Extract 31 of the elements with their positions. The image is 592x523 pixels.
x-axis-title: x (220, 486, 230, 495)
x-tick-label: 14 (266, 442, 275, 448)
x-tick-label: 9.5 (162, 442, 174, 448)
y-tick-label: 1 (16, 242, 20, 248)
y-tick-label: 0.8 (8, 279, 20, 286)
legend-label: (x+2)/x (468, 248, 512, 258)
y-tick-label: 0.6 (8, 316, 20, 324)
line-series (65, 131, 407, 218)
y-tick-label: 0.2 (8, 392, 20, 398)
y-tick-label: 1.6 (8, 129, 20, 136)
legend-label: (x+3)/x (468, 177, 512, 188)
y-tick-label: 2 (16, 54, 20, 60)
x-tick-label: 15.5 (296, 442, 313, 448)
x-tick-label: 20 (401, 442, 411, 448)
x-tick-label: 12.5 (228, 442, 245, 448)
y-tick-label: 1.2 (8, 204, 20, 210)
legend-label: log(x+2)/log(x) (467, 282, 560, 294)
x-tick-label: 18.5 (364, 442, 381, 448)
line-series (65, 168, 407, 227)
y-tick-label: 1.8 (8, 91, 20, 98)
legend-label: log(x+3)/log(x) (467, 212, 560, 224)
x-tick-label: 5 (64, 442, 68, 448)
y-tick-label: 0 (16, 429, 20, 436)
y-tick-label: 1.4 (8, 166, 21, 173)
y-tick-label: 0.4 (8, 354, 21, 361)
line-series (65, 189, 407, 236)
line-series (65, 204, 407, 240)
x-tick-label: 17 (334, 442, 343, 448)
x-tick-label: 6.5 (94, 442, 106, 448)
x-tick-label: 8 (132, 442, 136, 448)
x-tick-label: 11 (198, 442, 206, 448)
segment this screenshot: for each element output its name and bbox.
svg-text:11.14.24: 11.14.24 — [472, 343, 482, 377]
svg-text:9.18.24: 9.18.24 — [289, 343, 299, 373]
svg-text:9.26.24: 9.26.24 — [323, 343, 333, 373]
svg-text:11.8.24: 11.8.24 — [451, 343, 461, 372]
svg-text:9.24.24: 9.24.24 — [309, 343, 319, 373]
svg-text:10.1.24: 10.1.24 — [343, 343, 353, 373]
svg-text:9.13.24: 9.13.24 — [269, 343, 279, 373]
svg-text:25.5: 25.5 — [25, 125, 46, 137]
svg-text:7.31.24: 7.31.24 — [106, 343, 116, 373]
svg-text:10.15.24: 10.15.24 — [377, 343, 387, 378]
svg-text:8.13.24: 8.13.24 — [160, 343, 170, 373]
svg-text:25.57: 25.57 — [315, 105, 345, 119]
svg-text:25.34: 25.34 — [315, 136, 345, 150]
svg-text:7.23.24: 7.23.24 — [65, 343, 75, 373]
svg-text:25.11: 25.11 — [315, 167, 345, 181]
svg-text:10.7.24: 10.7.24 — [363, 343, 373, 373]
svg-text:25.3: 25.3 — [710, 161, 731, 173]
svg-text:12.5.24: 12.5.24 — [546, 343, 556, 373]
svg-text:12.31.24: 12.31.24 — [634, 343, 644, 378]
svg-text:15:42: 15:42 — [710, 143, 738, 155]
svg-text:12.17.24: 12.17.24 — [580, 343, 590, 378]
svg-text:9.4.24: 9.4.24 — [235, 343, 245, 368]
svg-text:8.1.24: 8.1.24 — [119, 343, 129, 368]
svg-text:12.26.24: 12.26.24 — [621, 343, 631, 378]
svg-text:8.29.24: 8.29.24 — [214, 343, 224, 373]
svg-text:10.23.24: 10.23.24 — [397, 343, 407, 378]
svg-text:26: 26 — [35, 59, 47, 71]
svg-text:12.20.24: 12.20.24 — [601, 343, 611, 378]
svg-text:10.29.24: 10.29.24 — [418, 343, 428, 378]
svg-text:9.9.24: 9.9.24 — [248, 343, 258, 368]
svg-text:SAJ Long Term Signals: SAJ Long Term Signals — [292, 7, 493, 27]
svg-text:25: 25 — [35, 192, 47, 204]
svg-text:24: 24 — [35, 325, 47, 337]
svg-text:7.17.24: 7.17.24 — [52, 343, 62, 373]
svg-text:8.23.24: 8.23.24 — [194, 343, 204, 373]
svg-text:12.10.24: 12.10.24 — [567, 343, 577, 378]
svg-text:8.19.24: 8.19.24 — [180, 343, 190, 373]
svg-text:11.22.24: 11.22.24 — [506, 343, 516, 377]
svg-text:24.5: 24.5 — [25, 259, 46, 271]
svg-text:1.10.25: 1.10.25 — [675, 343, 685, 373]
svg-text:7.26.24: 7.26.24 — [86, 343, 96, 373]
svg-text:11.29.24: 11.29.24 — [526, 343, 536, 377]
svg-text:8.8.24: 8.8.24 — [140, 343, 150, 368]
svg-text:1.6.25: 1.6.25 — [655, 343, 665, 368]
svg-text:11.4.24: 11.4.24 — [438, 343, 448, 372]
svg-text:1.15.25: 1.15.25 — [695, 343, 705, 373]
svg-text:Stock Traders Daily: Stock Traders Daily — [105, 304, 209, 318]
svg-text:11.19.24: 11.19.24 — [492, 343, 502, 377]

- - -

• **Requirements**
Put each line of the listing above into a JSON array of strings, one string per line, with blank lines omitted.

• **Solution to the problem**
[
  "Extract 31 of the elements with their positions. The image is 592x523 pixels.",
  "x-axis-title: x (220, 486, 230, 495)",
  "x-tick-label: 14 (266, 442, 275, 448)",
  "x-tick-label: 9.5 (162, 442, 174, 448)",
  "y-tick-label: 1 (16, 242, 20, 248)",
  "y-tick-label: 0.8 (8, 279, 20, 286)",
  "legend-label: (x+2)/x (468, 248, 512, 258)",
  "y-tick-label: 0.6 (8, 316, 20, 324)",
  "line-series (65, 131, 407, 218)",
  "y-tick-label: 0.2 (8, 392, 20, 398)",
  "y-tick-label: 1.6 (8, 129, 20, 136)",
  "legend-label: (x+3)/x (468, 177, 512, 188)",
  "y-tick-label: 2 (16, 54, 20, 60)",
  "x-tick-label: 15.5 (296, 442, 313, 448)",
  "x-tick-label: 20 (401, 442, 411, 448)",
  "x-tick-label: 12.5 (228, 442, 245, 448)",
  "y-tick-label: 1.2 (8, 204, 20, 210)",
  "legend-label: log(x+2)/log(x) (467, 282, 560, 294)",
  "x-tick-label: 18.5 (364, 442, 381, 448)",
  "line-series (65, 168, 407, 227)",
  "y-tick-label: 1.8 (8, 91, 20, 98)",
  "legend-label: log(x+3)/log(x) (467, 212, 560, 224)",
  "x-tick-label: 5 (64, 442, 68, 448)",
  "y-tick-label: 0 (16, 429, 20, 436)",
  "y-tick-label: 1.4 (8, 166, 21, 173)",
  "y-tick-label: 0.4 (8, 354, 21, 361)",
  "line-series (65, 189, 407, 236)",
  "line-series (65, 204, 407, 240)",
  "x-tick-label: 17 (334, 442, 343, 448)",
  "x-tick-label: 6.5 (94, 442, 106, 448)",
  "x-tick-label: 8 (132, 442, 136, 448)",
  "x-tick-label: 11 (198, 442, 206, 448)",
  "segment this screenshot: for each element output its name and bbox.",
  "svg-text:11.14.24: 11.14.24 — [472, 343, 482, 377]",
  "svg-text:9.18.24: 9.18.24 — [289, 343, 299, 373]",
  "svg-text:9.26.24: 9.26.24 — [323, 343, 333, 373]",
  "svg-text:11.8.24: 11.8.24 — [451, 343, 461, 372]",
  "svg-text:9.24.24: 9.24.24 — [309, 343, 319, 373]",
  "svg-text:10.1.24: 10.1.24 — [343, 343, 353, 373]",
  "svg-text:9.13.24: 9.13.24 — [269, 343, 279, 373]",
  "svg-text:25.5: 25.5 — [25, 125, 46, 137]",
  "svg-text:7.31.24: 7.31.24 — [106, 343, 116, 373]",
  "svg-text:10.15.24: 10.15.24 — [377, 343, 387, 378]",
  "svg-text:8.13.24: 8.13.24 — [160, 343, 170, 373]",
  "svg-text:25.57: 25.57 — [315, 105, 345, 119]",
  "svg-text:25.34: 25.34 — [315, 136, 345, 150]",
  "svg-text:7.23.24: 7.23.24 — [65, 343, 75, 373]",
  "svg-text:25.11: 25.11 — [315, 167, 345, 181]",
  "svg-text:10.7.24: 10.7.24 — [363, 343, 373, 373]",
  "svg-text:25.3: 25.3 — [710, 161, 731, 173]",
  "svg-text:12.5.24: 12.5.24 — [546, 343, 556, 373]",
  "svg-text:12.31.24: 12.31.24 — [634, 343, 644, 378]",
  "svg-text:15:42: 15:42 — [710, 143, 738, 155]",
  "svg-text:12.17.24: 12.17.24 — [580, 343, 590, 378]",
  "svg-text:9.4.24: 9.4.24 — [235, 343, 245, 368]",
  "svg-text:8.1.24: 8.1.24 — [119, 343, 129, 368]",
  "svg-text:12.26.24: 12.26.24 — [621, 343, 631, 378]",
  "svg-text:8.29.24: 8.29.24 — [214, 343, 224, 373]",
  "svg-text:10.23.24: 10.23.24 — [397, 343, 407, 378]",
  "svg-text:26: 26 — [35, 59, 47, 71]",
  "svg-text:12.20.24: 12.20.24 — [601, 343, 611, 378]",
  "svg-text:10.29.24: 10.29.24 — [418, 343, 428, 378]",
  "svg-text:9.9.24: 9.9.24 — [248, 343, 258, 368]",
  "svg-text:SAJ Long Term Signals: SAJ Long Term Signals — [292, 7, 493, 27]",
  "svg-text:25: 25 — [35, 192, 47, 204]",
  "svg-text:24: 24 — [35, 325, 47, 337]",
  "svg-text:7.17.24: 7.17.24 — [52, 343, 62, 373]",
  "svg-text:8.23.24: 8.23.24 — [194, 343, 204, 373]",
  "svg-text:12.10.24: 12.10.24 — [567, 343, 577, 378]",
  "svg-text:8.19.24: 8.19.24 — [180, 343, 190, 373]",
  "svg-text:11.22.24: 11.22.24 — [506, 343, 516, 377]",
  "svg-text:24.5: 24.5 — [25, 259, 46, 271]",
  "svg-text:1.10.25: 1.10.25 — [675, 343, 685, 373]",
  "svg-text:7.26.24: 7.26.24 — [86, 343, 96, 373]",
  "svg-text:11.29.24: 11.29.24 — [526, 343, 536, 377]",
  "svg-text:8.8.24: 8.8.24 — [140, 343, 150, 368]",
  "svg-text:1.6.25: 1.6.25 — [655, 343, 665, 368]",
  "svg-text:11.4.24: 11.4.24 — [438, 343, 448, 372]",
  "svg-text:1.15.25: 1.15.25 — [695, 343, 705, 373]",
  "svg-text:Stock Traders Daily: Stock Traders Daily — [105, 304, 209, 318]",
  "svg-text:11.19.24: 11.19.24 — [492, 343, 502, 377]"
]